- **Request**
Copy the lines verbatim, beginning with the first line of the records and ending after the line that contains "- essay-body: [45, 192, 717, 885]".

————————

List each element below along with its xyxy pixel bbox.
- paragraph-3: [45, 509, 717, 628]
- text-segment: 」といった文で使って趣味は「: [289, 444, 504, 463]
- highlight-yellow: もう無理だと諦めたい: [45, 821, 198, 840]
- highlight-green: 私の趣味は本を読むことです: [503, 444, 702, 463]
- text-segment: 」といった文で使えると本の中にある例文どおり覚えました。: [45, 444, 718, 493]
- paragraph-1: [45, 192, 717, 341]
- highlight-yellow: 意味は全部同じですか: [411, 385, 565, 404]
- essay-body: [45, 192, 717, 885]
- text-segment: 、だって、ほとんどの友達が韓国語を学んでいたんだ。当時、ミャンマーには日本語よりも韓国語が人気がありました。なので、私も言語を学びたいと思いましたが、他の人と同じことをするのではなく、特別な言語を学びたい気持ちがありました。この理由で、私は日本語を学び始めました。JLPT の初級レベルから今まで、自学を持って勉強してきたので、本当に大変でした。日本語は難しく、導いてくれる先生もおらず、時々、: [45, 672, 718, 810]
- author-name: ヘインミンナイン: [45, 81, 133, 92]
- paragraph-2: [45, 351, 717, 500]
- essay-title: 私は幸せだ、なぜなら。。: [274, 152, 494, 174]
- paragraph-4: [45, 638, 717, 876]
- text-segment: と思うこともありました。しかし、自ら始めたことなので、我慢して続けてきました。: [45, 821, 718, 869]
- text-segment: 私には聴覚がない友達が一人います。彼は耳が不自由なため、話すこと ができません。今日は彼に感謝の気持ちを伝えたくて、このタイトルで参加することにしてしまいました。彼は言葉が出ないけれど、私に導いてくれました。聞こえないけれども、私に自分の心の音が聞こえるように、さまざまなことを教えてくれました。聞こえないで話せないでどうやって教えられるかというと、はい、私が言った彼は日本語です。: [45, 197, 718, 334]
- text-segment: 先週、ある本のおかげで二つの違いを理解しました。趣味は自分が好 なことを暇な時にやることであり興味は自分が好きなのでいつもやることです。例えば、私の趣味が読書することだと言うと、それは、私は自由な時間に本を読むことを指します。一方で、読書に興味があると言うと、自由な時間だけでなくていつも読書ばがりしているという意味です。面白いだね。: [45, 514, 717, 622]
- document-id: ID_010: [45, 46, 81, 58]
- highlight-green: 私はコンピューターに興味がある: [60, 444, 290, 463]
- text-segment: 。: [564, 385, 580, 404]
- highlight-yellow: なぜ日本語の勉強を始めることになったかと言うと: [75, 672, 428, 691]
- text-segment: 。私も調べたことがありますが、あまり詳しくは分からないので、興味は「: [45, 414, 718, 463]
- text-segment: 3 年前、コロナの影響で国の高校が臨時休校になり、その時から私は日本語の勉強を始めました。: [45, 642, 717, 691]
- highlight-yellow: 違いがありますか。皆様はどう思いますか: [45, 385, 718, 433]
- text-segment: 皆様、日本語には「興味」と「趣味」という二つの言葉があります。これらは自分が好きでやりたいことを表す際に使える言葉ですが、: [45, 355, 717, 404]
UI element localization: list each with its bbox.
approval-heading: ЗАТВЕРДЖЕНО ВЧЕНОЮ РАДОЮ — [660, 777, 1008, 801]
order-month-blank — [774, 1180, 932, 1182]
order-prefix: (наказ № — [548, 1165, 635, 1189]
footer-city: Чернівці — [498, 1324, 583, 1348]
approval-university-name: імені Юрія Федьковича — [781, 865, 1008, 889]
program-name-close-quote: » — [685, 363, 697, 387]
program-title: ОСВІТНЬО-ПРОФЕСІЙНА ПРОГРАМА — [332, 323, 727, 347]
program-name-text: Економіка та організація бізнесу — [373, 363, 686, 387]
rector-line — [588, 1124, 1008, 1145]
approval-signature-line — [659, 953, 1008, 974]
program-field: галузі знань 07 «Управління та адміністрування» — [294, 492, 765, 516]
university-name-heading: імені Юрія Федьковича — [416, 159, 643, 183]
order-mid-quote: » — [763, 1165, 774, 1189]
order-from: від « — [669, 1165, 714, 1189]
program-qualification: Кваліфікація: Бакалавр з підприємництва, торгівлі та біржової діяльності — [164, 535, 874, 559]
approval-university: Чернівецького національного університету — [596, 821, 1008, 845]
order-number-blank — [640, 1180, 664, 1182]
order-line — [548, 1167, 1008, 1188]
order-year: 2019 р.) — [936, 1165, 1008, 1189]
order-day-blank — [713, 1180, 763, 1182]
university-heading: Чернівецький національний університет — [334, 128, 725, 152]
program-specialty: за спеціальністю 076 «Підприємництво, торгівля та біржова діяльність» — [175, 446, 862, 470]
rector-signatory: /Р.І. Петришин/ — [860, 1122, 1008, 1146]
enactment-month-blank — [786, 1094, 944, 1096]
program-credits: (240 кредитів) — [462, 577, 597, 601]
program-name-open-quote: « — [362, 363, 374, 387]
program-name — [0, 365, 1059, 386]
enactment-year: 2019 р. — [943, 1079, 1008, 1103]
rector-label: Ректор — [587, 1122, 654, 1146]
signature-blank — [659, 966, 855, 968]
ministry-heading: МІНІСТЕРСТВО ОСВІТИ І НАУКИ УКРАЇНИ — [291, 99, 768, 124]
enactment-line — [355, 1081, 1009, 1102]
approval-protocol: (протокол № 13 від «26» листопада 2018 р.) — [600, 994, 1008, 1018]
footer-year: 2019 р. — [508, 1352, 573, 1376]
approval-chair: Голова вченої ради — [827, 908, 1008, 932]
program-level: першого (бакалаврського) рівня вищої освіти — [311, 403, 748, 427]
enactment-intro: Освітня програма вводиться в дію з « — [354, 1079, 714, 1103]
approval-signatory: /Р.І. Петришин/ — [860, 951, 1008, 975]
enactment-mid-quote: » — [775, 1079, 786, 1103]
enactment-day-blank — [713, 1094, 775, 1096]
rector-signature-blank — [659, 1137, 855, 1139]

————————

- **Task answer**
List each element below along with its xyxy pixel bbox.
- paragraph-3: [45, 509, 717, 628]
- text-segment: 」といった文で使って趣味は「: [289, 444, 504, 463]
- highlight-yellow: もう無理だと諦めたい: [45, 821, 198, 840]
- highlight-green: 私の趣味は本を読むことです: [503, 444, 702, 463]
- text-segment: 」といった文で使えると本の中にある例文どおり覚えました。: [45, 444, 718, 493]
- paragraph-1: [45, 192, 717, 341]
- highlight-yellow: 意味は全部同じですか: [411, 385, 565, 404]
- essay-body: [45, 192, 717, 885]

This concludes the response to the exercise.